_GIVEN REQUEST_: In the listing that follows, count the lines holding the word "Lagrangian" and report only that number.
>> Begin DATA PROVIDED
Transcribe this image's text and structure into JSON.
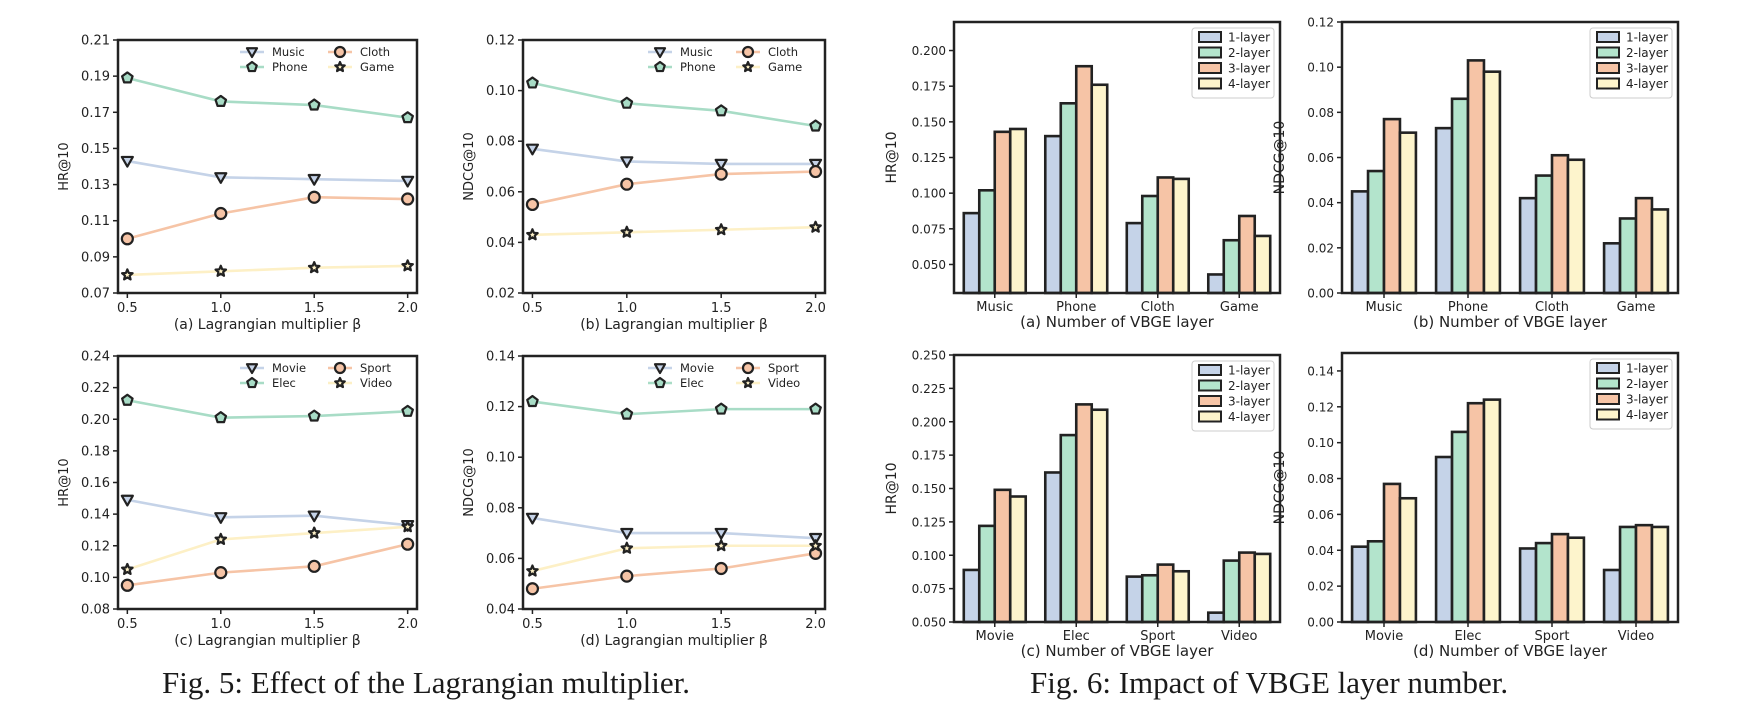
{
  "captions": {
    "fig5": "Fig. 5: Effect of the Lagrangian multiplier.",
    "fig6": "Fig. 6: Impact of VBGE layer number."
  },
  "colors": {
    "Music": "#c5d3e8",
    "Movie": "#c5d3e8",
    "Phone": "#a8dcc6",
    "Elec": "#a8dcc6",
    "Cloth": "#f6c4a6",
    "Sport": "#f6c4a6",
    "Game": "#fdf0c6",
    "Video": "#fdf0c6",
    "1-layer": "#c5d3e8",
    "2-layer": "#b3e4cc",
    "3-layer": "#f6c4a6",
    "4-layer": "#fdf4cc",
    "edge": "#222222"
  },
  "chart_data": [
    {
      "type": "line",
      "title": "(a) Lagrangian multiplier β",
      "xlabel": "(a) Lagrangian multiplier β",
      "ylabel": "HR@10",
      "x": [
        0.5,
        1.0,
        1.5,
        2.0
      ],
      "xticks": [
        "0.5",
        "1.0",
        "1.5",
        "2.0"
      ],
      "ylim": [
        0.07,
        0.21
      ],
      "yticks": [
        "0.07",
        "0.09",
        "0.11",
        "0.13",
        "0.15",
        "0.17",
        "0.19",
        "0.21"
      ],
      "legend_position": "top-right",
      "series": [
        {
          "name": "Music",
          "marker": "triangle",
          "values": [
            0.143,
            0.134,
            0.133,
            0.132
          ]
        },
        {
          "name": "Phone",
          "marker": "pentagon",
          "values": [
            0.189,
            0.176,
            0.174,
            0.167
          ]
        },
        {
          "name": "Cloth",
          "marker": "circle",
          "values": [
            0.1,
            0.114,
            0.123,
            0.122
          ]
        },
        {
          "name": "Game",
          "marker": "star",
          "values": [
            0.08,
            0.082,
            0.084,
            0.085
          ]
        }
      ]
    },
    {
      "type": "line",
      "title": "(b) Lagrangian multiplier β",
      "xlabel": "(b) Lagrangian multiplier β",
      "ylabel": "NDCG@10",
      "x": [
        0.5,
        1.0,
        1.5,
        2.0
      ],
      "xticks": [
        "0.5",
        "1.0",
        "1.5",
        "2.0"
      ],
      "ylim": [
        0.02,
        0.12
      ],
      "yticks": [
        "0.02",
        "0.04",
        "0.06",
        "0.08",
        "0.10",
        "0.12"
      ],
      "legend_position": "top-right",
      "series": [
        {
          "name": "Music",
          "marker": "triangle",
          "values": [
            0.077,
            0.072,
            0.071,
            0.071
          ]
        },
        {
          "name": "Phone",
          "marker": "pentagon",
          "values": [
            0.103,
            0.095,
            0.092,
            0.086
          ]
        },
        {
          "name": "Cloth",
          "marker": "circle",
          "values": [
            0.055,
            0.063,
            0.067,
            0.068
          ]
        },
        {
          "name": "Game",
          "marker": "star",
          "values": [
            0.043,
            0.044,
            0.045,
            0.046
          ]
        }
      ]
    },
    {
      "type": "line",
      "title": "(c) Lagrangian multiplier β",
      "xlabel": "(c) Lagrangian multiplier β",
      "ylabel": "HR@10",
      "x": [
        0.5,
        1.0,
        1.5,
        2.0
      ],
      "xticks": [
        "0.5",
        "1.0",
        "1.5",
        "2.0"
      ],
      "ylim": [
        0.08,
        0.24
      ],
      "yticks": [
        "0.08",
        "0.10",
        "0.12",
        "0.14",
        "0.16",
        "0.18",
        "0.20",
        "0.22",
        "0.24"
      ],
      "legend_position": "top-right",
      "series": [
        {
          "name": "Movie",
          "marker": "triangle",
          "values": [
            0.149,
            0.138,
            0.139,
            0.133
          ]
        },
        {
          "name": "Elec",
          "marker": "pentagon",
          "values": [
            0.212,
            0.201,
            0.202,
            0.205
          ]
        },
        {
          "name": "Sport",
          "marker": "circle",
          "values": [
            0.095,
            0.103,
            0.107,
            0.121
          ]
        },
        {
          "name": "Video",
          "marker": "star",
          "values": [
            0.105,
            0.124,
            0.128,
            0.132
          ]
        }
      ]
    },
    {
      "type": "line",
      "title": "(d) Lagrangian multiplier β",
      "xlabel": "(d) Lagrangian multiplier β",
      "ylabel": "NDCG@10",
      "x": [
        0.5,
        1.0,
        1.5,
        2.0
      ],
      "xticks": [
        "0.5",
        "1.0",
        "1.5",
        "2.0"
      ],
      "ylim": [
        0.04,
        0.14
      ],
      "yticks": [
        "0.04",
        "0.06",
        "0.08",
        "0.10",
        "0.12",
        "0.14"
      ],
      "legend_position": "top-right",
      "series": [
        {
          "name": "Movie",
          "marker": "triangle",
          "values": [
            0.076,
            0.07,
            0.07,
            0.068
          ]
        },
        {
          "name": "Elec",
          "marker": "pentagon",
          "values": [
            0.122,
            0.117,
            0.119,
            0.119
          ]
        },
        {
          "name": "Sport",
          "marker": "circle",
          "values": [
            0.048,
            0.053,
            0.056,
            0.062
          ]
        },
        {
          "name": "Video",
          "marker": "star",
          "values": [
            0.055,
            0.064,
            0.065,
            0.065
          ]
        }
      ]
    },
    {
      "type": "bar",
      "title": "(a) Number of VBGE layer",
      "xlabel": "(a) Number of VBGE layer",
      "ylabel": "HR@10",
      "categories": [
        "Music",
        "Phone",
        "Cloth",
        "Game"
      ],
      "ylim": [
        0.03,
        0.22
      ],
      "yticks": [
        0.05,
        0.075,
        0.1,
        0.125,
        0.15,
        0.175,
        0.2
      ],
      "ytick_labels": [
        "0.050",
        "0.075",
        "0.100",
        "0.125",
        "0.150",
        "0.175",
        "0.200"
      ],
      "legend_position": "top-right",
      "series": [
        {
          "name": "1-layer",
          "values": [
            0.086,
            0.14,
            0.079,
            0.043
          ]
        },
        {
          "name": "2-layer",
          "values": [
            0.102,
            0.163,
            0.098,
            0.067
          ]
        },
        {
          "name": "3-layer",
          "values": [
            0.143,
            0.189,
            0.111,
            0.084
          ]
        },
        {
          "name": "4-layer",
          "values": [
            0.145,
            0.176,
            0.11,
            0.07
          ]
        }
      ]
    },
    {
      "type": "bar",
      "title": "(b) Number of VBGE layer",
      "xlabel": "(b) Number of VBGE layer",
      "ylabel": "NDCG@10",
      "categories": [
        "Music",
        "Phone",
        "Cloth",
        "Game"
      ],
      "ylim": [
        0.0,
        0.12
      ],
      "yticks": [
        0.0,
        0.02,
        0.04,
        0.06,
        0.08,
        0.1,
        0.12
      ],
      "ytick_labels": [
        "0.00",
        "0.02",
        "0.04",
        "0.06",
        "0.08",
        "0.10",
        "0.12"
      ],
      "legend_position": "top-right",
      "series": [
        {
          "name": "1-layer",
          "values": [
            0.045,
            0.073,
            0.042,
            0.022
          ]
        },
        {
          "name": "2-layer",
          "values": [
            0.054,
            0.086,
            0.052,
            0.033
          ]
        },
        {
          "name": "3-layer",
          "values": [
            0.077,
            0.103,
            0.061,
            0.042
          ]
        },
        {
          "name": "4-layer",
          "values": [
            0.071,
            0.098,
            0.059,
            0.037
          ]
        }
      ]
    },
    {
      "type": "bar",
      "title": "(c) Number of VBGE layer",
      "xlabel": "(c) Number of VBGE layer",
      "ylabel": "HR@10",
      "categories": [
        "Movie",
        "Elec",
        "Sport",
        "Video"
      ],
      "ylim": [
        0.05,
        0.25
      ],
      "yticks": [
        0.05,
        0.075,
        0.1,
        0.125,
        0.15,
        0.175,
        0.2,
        0.225,
        0.25
      ],
      "ytick_labels": [
        "0.050",
        "0.075",
        "0.100",
        "0.125",
        "0.150",
        "0.175",
        "0.200",
        "0.225",
        "0.250"
      ],
      "legend_position": "top-right",
      "series": [
        {
          "name": "1-layer",
          "values": [
            0.089,
            0.162,
            0.084,
            0.057
          ]
        },
        {
          "name": "2-layer",
          "values": [
            0.122,
            0.19,
            0.085,
            0.096
          ]
        },
        {
          "name": "3-layer",
          "values": [
            0.149,
            0.213,
            0.093,
            0.102
          ]
        },
        {
          "name": "4-layer",
          "values": [
            0.144,
            0.209,
            0.088,
            0.101
          ]
        }
      ]
    },
    {
      "type": "bar",
      "title": "(d) Number of VBGE layer",
      "xlabel": "(d) Number of VBGE layer",
      "ylabel": "NDCG@10",
      "categories": [
        "Movie",
        "Elec",
        "Sport",
        "Video"
      ],
      "ylim": [
        0.0,
        0.15
      ],
      "yticks": [
        0.0,
        0.02,
        0.04,
        0.06,
        0.08,
        0.1,
        0.12,
        0.14
      ],
      "ytick_labels": [
        "0.00",
        "0.02",
        "0.04",
        "0.06",
        "0.08",
        "0.10",
        "0.12",
        "0.14"
      ],
      "legend_position": "top-right",
      "series": [
        {
          "name": "1-layer",
          "values": [
            0.042,
            0.092,
            0.041,
            0.029
          ]
        },
        {
          "name": "2-layer",
          "values": [
            0.045,
            0.106,
            0.044,
            0.053
          ]
        },
        {
          "name": "3-layer",
          "values": [
            0.077,
            0.122,
            0.049,
            0.054
          ]
        },
        {
          "name": "4-layer",
          "values": [
            0.069,
            0.124,
            0.047,
            0.053
          ]
        }
      ]
    }
  ]
}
>> End DATA PROVIDED
_RESULT BELOW_: 9